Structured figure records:
_ _ _ _ _

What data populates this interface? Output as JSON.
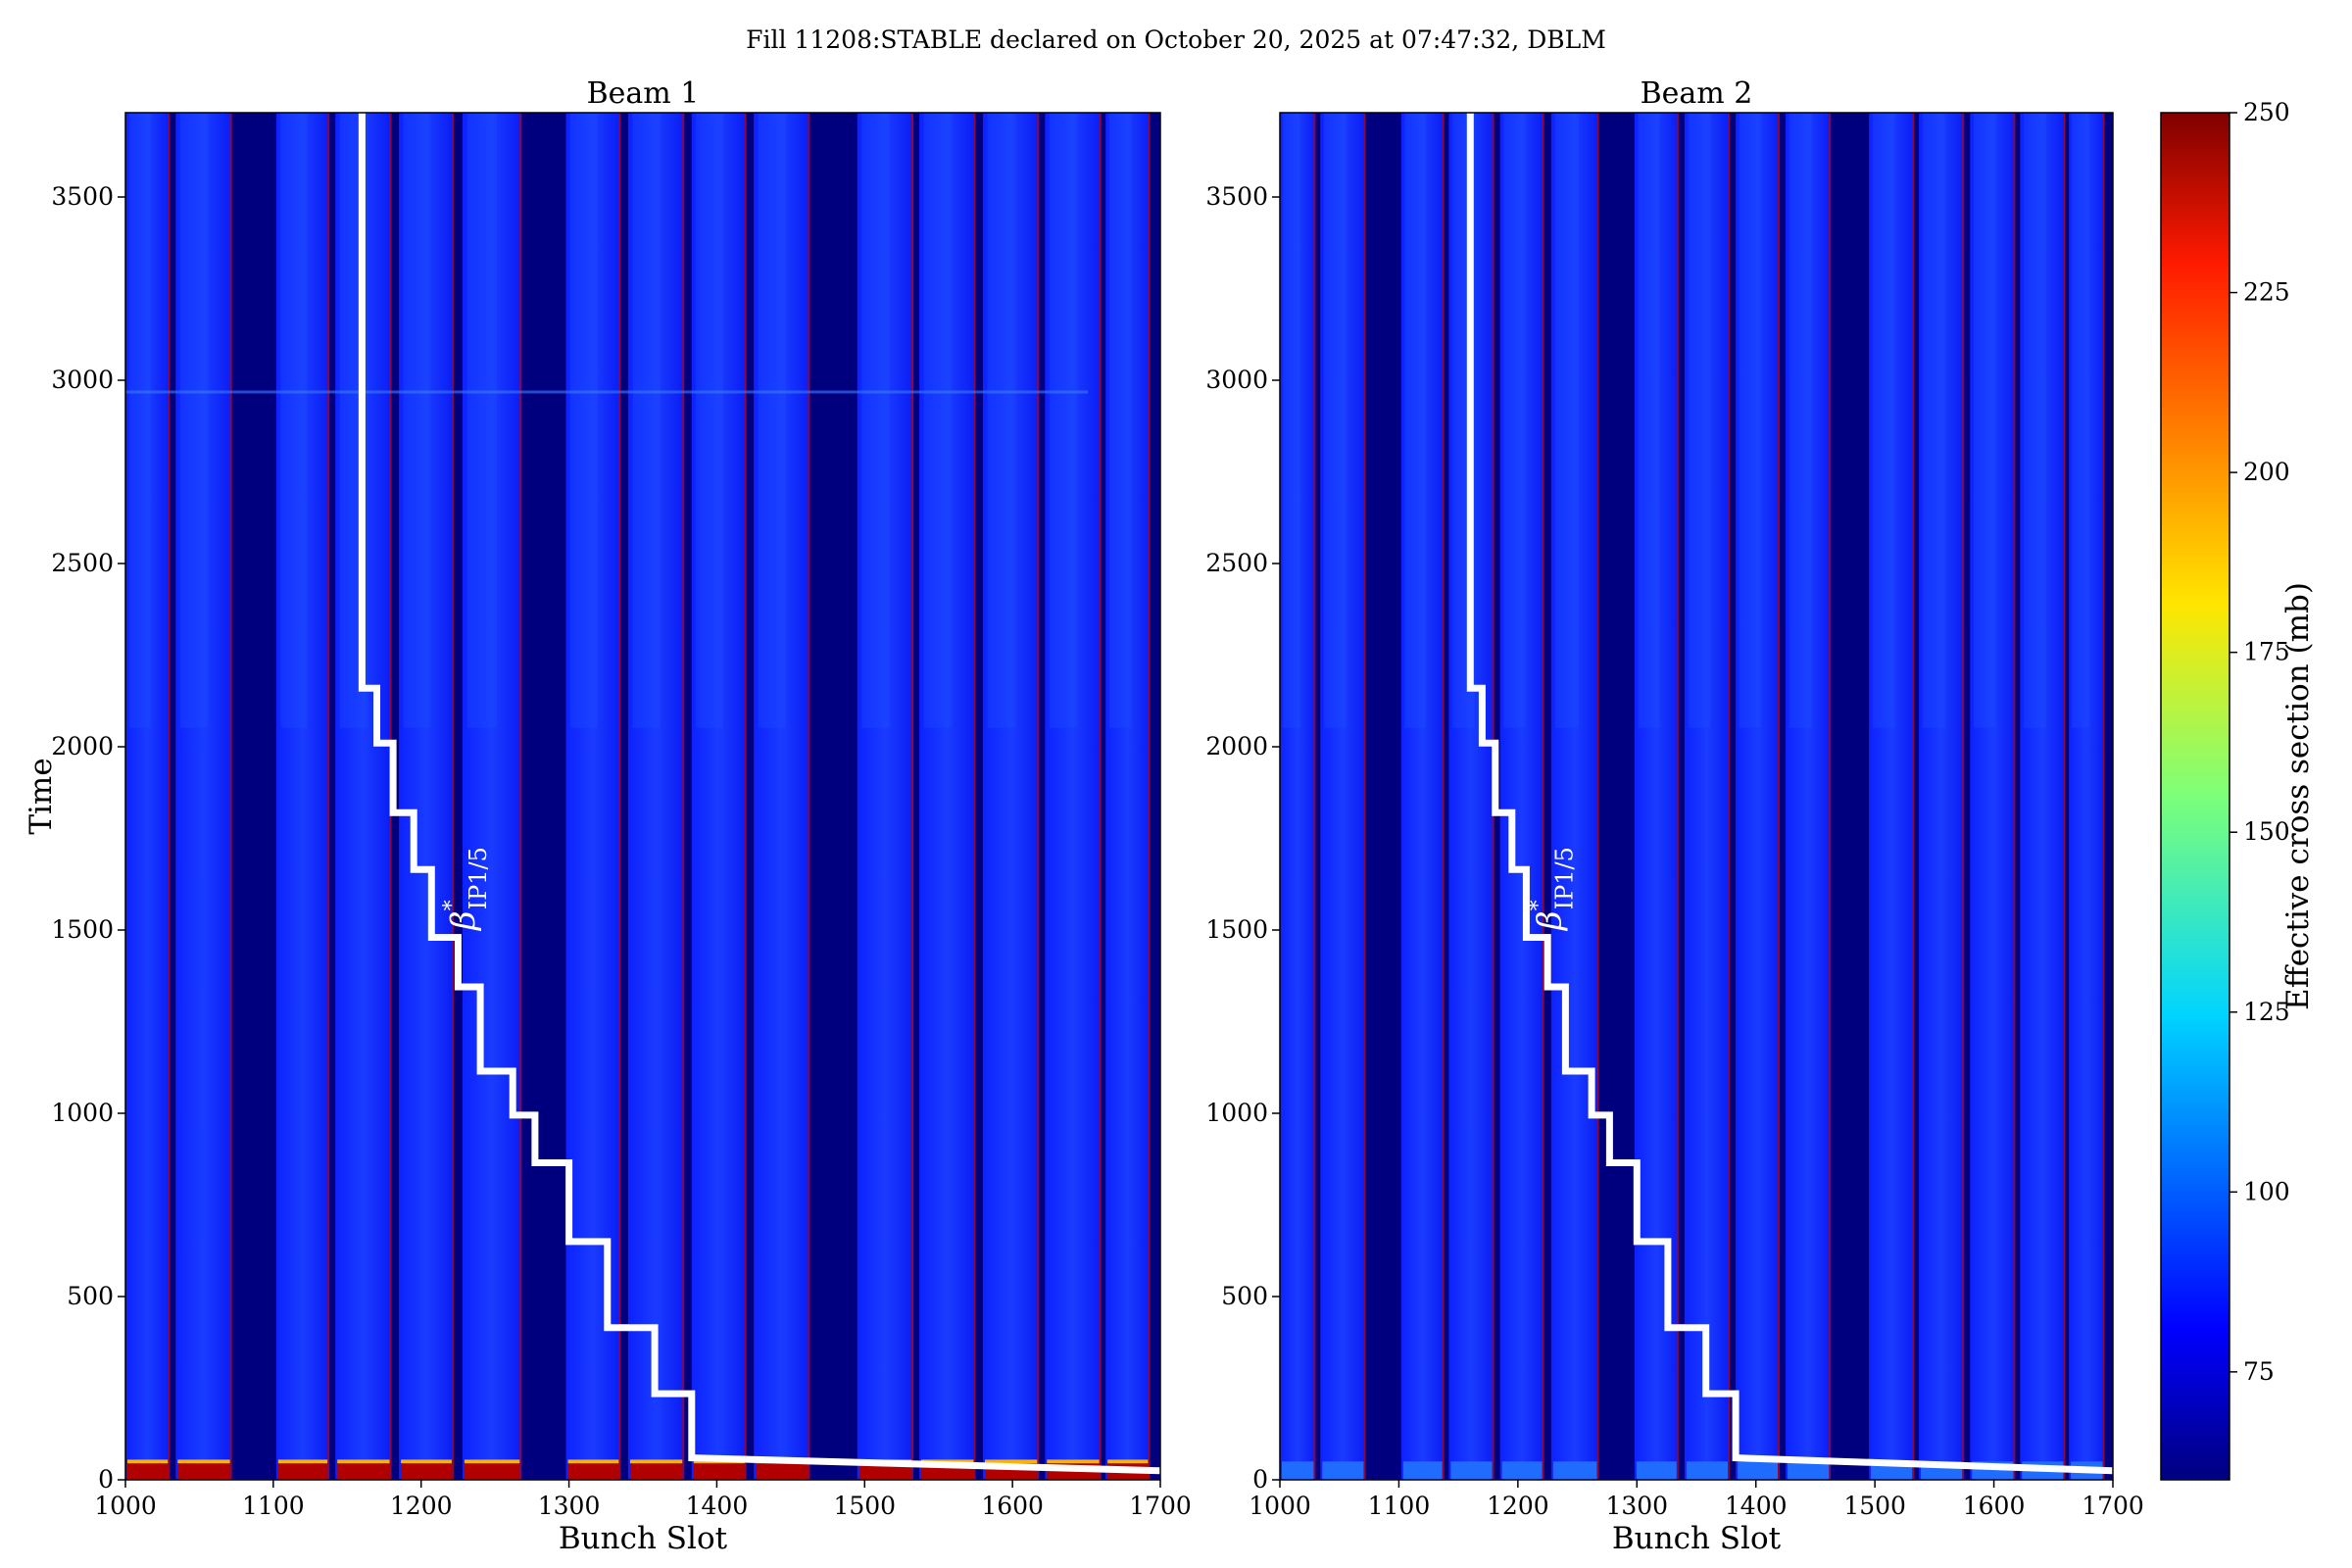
{
  "figure": {
    "suptitle": "Fill 11208:STABLE declared on October 20, 2025 at 07:47:32, DBLM"
  },
  "colors": {
    "empty_slot": "#00007f",
    "filled_train": "#0a1eff",
    "train_head": "#1e4cff",
    "edge_hot": "#b80000",
    "overlay_line": "#ffffff"
  },
  "chart_data": [
    {
      "type": "heatmap",
      "title": "Beam 1",
      "xlabel": "Bunch Slot",
      "ylabel": "Time",
      "xlim": [
        1000,
        1700
      ],
      "ylim": [
        0,
        3730
      ],
      "xticks": [
        1000,
        1100,
        1200,
        1300,
        1400,
        1500,
        1600,
        1700
      ],
      "yticks": [
        0,
        500,
        1000,
        1500,
        2000,
        2500,
        3000,
        3500
      ],
      "trains": [
        [
          1000,
          1030
        ],
        [
          1034,
          1072
        ],
        [
          1102,
          1138
        ],
        [
          1142,
          1180
        ],
        [
          1185,
          1222
        ],
        [
          1228,
          1268
        ],
        [
          1298,
          1335
        ],
        [
          1340,
          1378
        ],
        [
          1383,
          1420
        ],
        [
          1425,
          1463
        ],
        [
          1495,
          1533
        ],
        [
          1537,
          1575
        ],
        [
          1580,
          1618
        ],
        [
          1622,
          1660
        ],
        [
          1663,
          1693
        ]
      ],
      "overlay": {
        "label_symbol": "β",
        "label_sup": "*",
        "label_sub": "IP1/5",
        "label_position": [
          1236,
          1500
        ],
        "points": [
          [
            1160,
            3730
          ],
          [
            1160,
            2160
          ],
          [
            1170,
            2160
          ],
          [
            1170,
            2010
          ],
          [
            1181,
            2010
          ],
          [
            1181,
            1820
          ],
          [
            1195,
            1820
          ],
          [
            1195,
            1665
          ],
          [
            1207,
            1665
          ],
          [
            1207,
            1480
          ],
          [
            1225,
            1480
          ],
          [
            1225,
            1345
          ],
          [
            1240,
            1345
          ],
          [
            1240,
            1115
          ],
          [
            1262,
            1115
          ],
          [
            1262,
            995
          ],
          [
            1277,
            995
          ],
          [
            1277,
            865
          ],
          [
            1300,
            865
          ],
          [
            1300,
            650
          ],
          [
            1326,
            650
          ],
          [
            1326,
            415
          ],
          [
            1358,
            415
          ],
          [
            1358,
            235
          ],
          [
            1383,
            235
          ],
          [
            1383,
            60
          ],
          [
            1700,
            25
          ]
        ]
      }
    },
    {
      "type": "heatmap",
      "title": "Beam 2",
      "xlabel": "Bunch Slot",
      "ylabel": "",
      "xlim": [
        1000,
        1700
      ],
      "ylim": [
        0,
        3730
      ],
      "xticks": [
        1000,
        1100,
        1200,
        1300,
        1400,
        1500,
        1600,
        1700
      ],
      "yticks": [
        0,
        500,
        1000,
        1500,
        2000,
        2500,
        3000,
        3500
      ],
      "trains": [
        [
          1000,
          1030
        ],
        [
          1034,
          1072
        ],
        [
          1102,
          1138
        ],
        [
          1142,
          1180
        ],
        [
          1185,
          1222
        ],
        [
          1228,
          1268
        ],
        [
          1298,
          1335
        ],
        [
          1340,
          1378
        ],
        [
          1383,
          1420
        ],
        [
          1425,
          1463
        ],
        [
          1495,
          1533
        ],
        [
          1537,
          1575
        ],
        [
          1580,
          1618
        ],
        [
          1622,
          1660
        ],
        [
          1663,
          1693
        ]
      ],
      "overlay": {
        "label_symbol": "β",
        "label_sup": "*",
        "label_sub": "IP1/5",
        "label_position": [
          1236,
          1500
        ],
        "points": [
          [
            1160,
            3730
          ],
          [
            1160,
            2160
          ],
          [
            1170,
            2160
          ],
          [
            1170,
            2010
          ],
          [
            1181,
            2010
          ],
          [
            1181,
            1820
          ],
          [
            1195,
            1820
          ],
          [
            1195,
            1665
          ],
          [
            1207,
            1665
          ],
          [
            1207,
            1480
          ],
          [
            1225,
            1480
          ],
          [
            1225,
            1345
          ],
          [
            1240,
            1345
          ],
          [
            1240,
            1115
          ],
          [
            1262,
            1115
          ],
          [
            1262,
            995
          ],
          [
            1277,
            995
          ],
          [
            1277,
            865
          ],
          [
            1300,
            865
          ],
          [
            1300,
            650
          ],
          [
            1326,
            650
          ],
          [
            1326,
            415
          ],
          [
            1358,
            415
          ],
          [
            1358,
            235
          ],
          [
            1383,
            235
          ],
          [
            1383,
            60
          ],
          [
            1700,
            25
          ]
        ]
      }
    }
  ],
  "colorbar": {
    "label": "Effective cross section (mb)",
    "min": 60,
    "max": 250,
    "ticks": [
      75,
      100,
      125,
      150,
      175,
      200,
      225,
      250
    ],
    "colormap": "jet"
  }
}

_ _ _ _ _

▶ **Task goal**
Reproduce the entries exactly. Do not carry over any picture.

▶ **Task answer**
What data populates this interface? Output as JSON.
{
  "figure": {
    "suptitle": "Fill 11208:STABLE declared on October 20, 2025 at 07:47:32, DBLM"
  },
  "colors": {
    "empty_slot": "#00007f",
    "filled_train": "#0a1eff",
    "train_head": "#1e4cff",
    "edge_hot": "#b80000",
    "overlay_line": "#ffffff"
  },
  "chart_data": [
    {
      "type": "heatmap",
      "title": "Beam 1",
      "xlabel": "Bunch Slot",
      "ylabel": "Time",
      "xlim": [
        1000,
        1700
      ],
      "ylim": [
        0,
        3730
      ],
      "xticks": [
        1000,
        1100,
        1200,
        1300,
        1400,
        1500,
        1600,
        1700
      ],
      "yticks": [
        0,
        500,
        1000,
        1500,
        2000,
        2500,
        3000,
        3500
      ],
      "trains": [
        [
          1000,
          1030
        ],
        [
          1034,
          1072
        ],
        [
          1102,
          1138
        ],
        [
          1142,
          1180
        ],
        [
          1185,
          1222
        ],
        [
          1228,
          1268
        ],
        [
          1298,
          1335
        ],
        [
          1340,
          1378
        ],
        [
          1383,
          1420
        ],
        [
          1425,
          1463
        ],
        [
          1495,
          1533
        ],
        [
          1537,
          1575
        ],
        [
          1580,
          1618
        ],
        [
          1622,
          1660
        ],
        [
          1663,
          1693
        ]
      ],
      "overlay": {
        "label_symbol": "β",
        "label_sup": "*",
        "label_sub": "IP1/5",
        "label_position": [
          1236,
          1500
        ],
        "points": [
          [
            1160,
            3730
          ],
          [
            1160,
            2160
          ],
          [
            1170,
            2160
          ],
          [
            1170,
            2010
          ],
          [
            1181,
            2010
          ],
          [
            1181,
            1820
          ],
          [
            1195,
            1820
          ],
          [
            1195,
            1665
          ],
          [
            1207,
            1665
          ],
          [
            1207,
            1480
          ],
          [
            1225,
            1480
          ],
          [
            1225,
            1345
          ],
          [
            1240,
            1345
          ],
          [
            1240,
            1115
          ],
          [
            1262,
            1115
          ],
          [
            1262,
            995
          ],
          [
            1277,
            995
          ],
          [
            1277,
            865
          ],
          [
            1300,
            865
          ],
          [
            1300,
            650
          ],
          [
            1326,
            650
          ],
          [
            1326,
            415
          ],
          [
            1358,
            415
          ],
          [
            1358,
            235
          ],
          [
            1383,
            235
          ],
          [
            1383,
            60
          ],
          [
            1700,
            25
          ]
        ]
      }
    },
    {
      "type": "heatmap",
      "title": "Beam 2",
      "xlabel": "Bunch Slot",
      "ylabel": "",
      "xlim": [
        1000,
        1700
      ],
      "ylim": [
        0,
        3730
      ],
      "xticks": [
        1000,
        1100,
        1200,
        1300,
        1400,
        1500,
        1600,
        1700
      ],
      "yticks": [
        0,
        500,
        1000,
        1500,
        2000,
        2500,
        3000,
        3500
      ],
      "trains": [
        [
          1000,
          1030
        ],
        [
          1034,
          1072
        ],
        [
          1102,
          1138
        ],
        [
          1142,
          1180
        ],
        [
          1185,
          1222
        ],
        [
          1228,
          1268
        ],
        [
          1298,
          1335
        ],
        [
          1340,
          1378
        ],
        [
          1383,
          1420
        ],
        [
          1425,
          1463
        ],
        [
          1495,
          1533
        ],
        [
          1537,
          1575
        ],
        [
          1580,
          1618
        ],
        [
          1622,
          1660
        ],
        [
          1663,
          1693
        ]
      ],
      "overlay": {
        "label_symbol": "β",
        "label_sup": "*",
        "label_sub": "IP1/5",
        "label_position": [
          1236,
          1500
        ],
        "points": [
          [
            1160,
            3730
          ],
          [
            1160,
            2160
          ],
          [
            1170,
            2160
          ],
          [
            1170,
            2010
          ],
          [
            1181,
            2010
          ],
          [
            1181,
            1820
          ],
          [
            1195,
            1820
          ],
          [
            1195,
            1665
          ],
          [
            1207,
            1665
          ],
          [
            1207,
            1480
          ],
          [
            1225,
            1480
          ],
          [
            1225,
            1345
          ],
          [
            1240,
            1345
          ],
          [
            1240,
            1115
          ],
          [
            1262,
            1115
          ],
          [
            1262,
            995
          ],
          [
            1277,
            995
          ],
          [
            1277,
            865
          ],
          [
            1300,
            865
          ],
          [
            1300,
            650
          ],
          [
            1326,
            650
          ],
          [
            1326,
            415
          ],
          [
            1358,
            415
          ],
          [
            1358,
            235
          ],
          [
            1383,
            235
          ],
          [
            1383,
            60
          ],
          [
            1700,
            25
          ]
        ]
      }
    }
  ],
  "colorbar": {
    "label": "Effective cross section (mb)",
    "min": 60,
    "max": 250,
    "ticks": [
      75,
      100,
      125,
      150,
      175,
      200,
      225,
      250
    ],
    "colormap": "jet"
  }
}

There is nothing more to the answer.